**Task details:** Your task is to output the listing word for word, with pictures excluded.
* begin *
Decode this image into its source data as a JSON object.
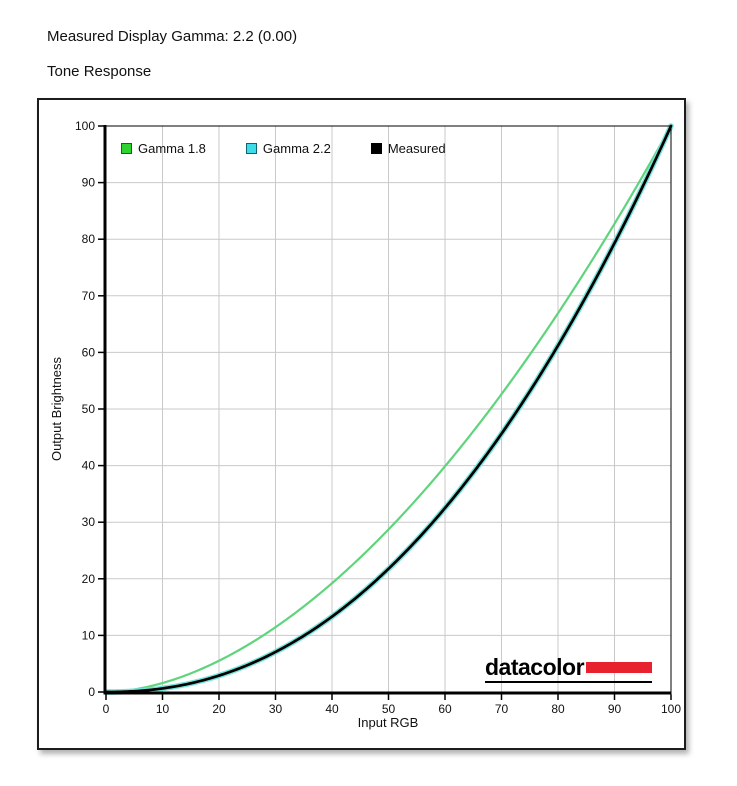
{
  "page": {
    "measured_gamma_label": "Measured Display Gamma: 2.2 (0.00)",
    "section_title": "Tone Response"
  },
  "logo": {
    "text": "datacolor",
    "bar_color": "#e8212e",
    "text_color": "#000000"
  },
  "chart_data": {
    "type": "line",
    "title": "",
    "xlabel": "Input RGB",
    "ylabel": "Output Brightness",
    "xlim": [
      0,
      100
    ],
    "ylim": [
      0,
      100
    ],
    "x_ticks": [
      0,
      10,
      20,
      30,
      40,
      50,
      60,
      70,
      80,
      90,
      100
    ],
    "y_ticks": [
      0,
      10,
      20,
      30,
      40,
      50,
      60,
      70,
      80,
      90,
      100
    ],
    "grid": true,
    "grid_color": "#c9c9c9",
    "axis_color": "#000000",
    "legend_position": "top-left-inside",
    "x": [
      0,
      10,
      20,
      30,
      40,
      50,
      60,
      70,
      80,
      90,
      100
    ],
    "series": [
      {
        "name": "Gamma 1.8",
        "gamma": 1.8,
        "curve_color": "#5fd47d",
        "curve_width": 2.2,
        "legend_fill": "#2fd32f",
        "legend_stroke": "#0b6b0b",
        "values": [
          0,
          1.6,
          5.5,
          11.5,
          19.2,
          28.7,
          39.9,
          52.6,
          66.9,
          82.7,
          100
        ]
      },
      {
        "name": "Gamma 2.2",
        "gamma": 2.2,
        "curve_color": "#74e2da",
        "curve_width": 5.5,
        "legend_fill": "#3edce9",
        "legend_stroke": "#0c6570",
        "values": [
          0,
          0.6,
          2.9,
          7.1,
          13.3,
          21.8,
          32.5,
          45.6,
          61.2,
          79.3,
          100
        ]
      },
      {
        "name": "Measured",
        "gamma": 2.2,
        "curve_color": "#000000",
        "curve_width": 2.7,
        "legend_fill": "#000000",
        "legend_stroke": "#000000",
        "values": [
          0,
          0.6,
          2.9,
          7.1,
          13.3,
          21.8,
          32.5,
          45.6,
          61.2,
          79.3,
          100
        ]
      }
    ]
  }
}
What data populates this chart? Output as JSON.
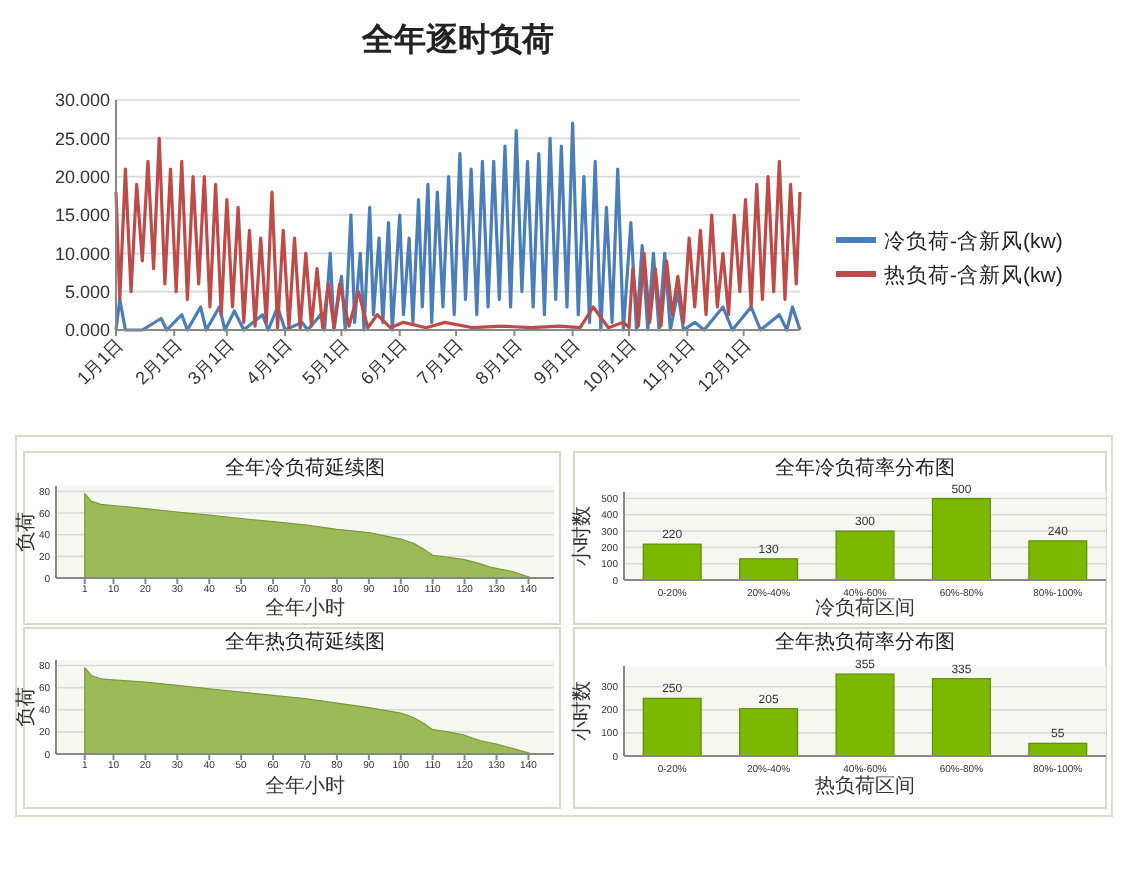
* end *
**Worked solution:**
Decode this image into its source data as a JSON object.
{
  "page": {
    "measured_gamma_label": "Measured Display Gamma: 2.2 (0.00)",
    "section_title": "Tone Response"
  },
  "logo": {
    "text": "datacolor",
    "bar_color": "#e8212e",
    "text_color": "#000000"
  },
  "chart_data": {
    "type": "line",
    "title": "",
    "xlabel": "Input RGB",
    "ylabel": "Output Brightness",
    "xlim": [
      0,
      100
    ],
    "ylim": [
      0,
      100
    ],
    "x_ticks": [
      0,
      10,
      20,
      30,
      40,
      50,
      60,
      70,
      80,
      90,
      100
    ],
    "y_ticks": [
      0,
      10,
      20,
      30,
      40,
      50,
      60,
      70,
      80,
      90,
      100
    ],
    "grid": true,
    "grid_color": "#c9c9c9",
    "axis_color": "#000000",
    "legend_position": "top-left-inside",
    "x": [
      0,
      10,
      20,
      30,
      40,
      50,
      60,
      70,
      80,
      90,
      100
    ],
    "series": [
      {
        "name": "Gamma 1.8",
        "gamma": 1.8,
        "curve_color": "#5fd47d",
        "curve_width": 2.2,
        "legend_fill": "#2fd32f",
        "legend_stroke": "#0b6b0b",
        "values": [
          0,
          1.6,
          5.5,
          11.5,
          19.2,
          28.7,
          39.9,
          52.6,
          66.9,
          82.7,
          100
        ]
      },
      {
        "name": "Gamma 2.2",
        "gamma": 2.2,
        "curve_color": "#74e2da",
        "curve_width": 5.5,
        "legend_fill": "#3edce9",
        "legend_stroke": "#0c6570",
        "values": [
          0,
          0.6,
          2.9,
          7.1,
          13.3,
          21.8,
          32.5,
          45.6,
          61.2,
          79.3,
          100
        ]
      },
      {
        "name": "Measured",
        "gamma": 2.2,
        "curve_color": "#000000",
        "curve_width": 2.7,
        "legend_fill": "#000000",
        "legend_stroke": "#000000",
        "values": [
          0,
          0.6,
          2.9,
          7.1,
          13.3,
          21.8,
          32.5,
          45.6,
          61.2,
          79.3,
          100
        ]
      }
    ]
  }
}
What data populates this chart? Output as JSON.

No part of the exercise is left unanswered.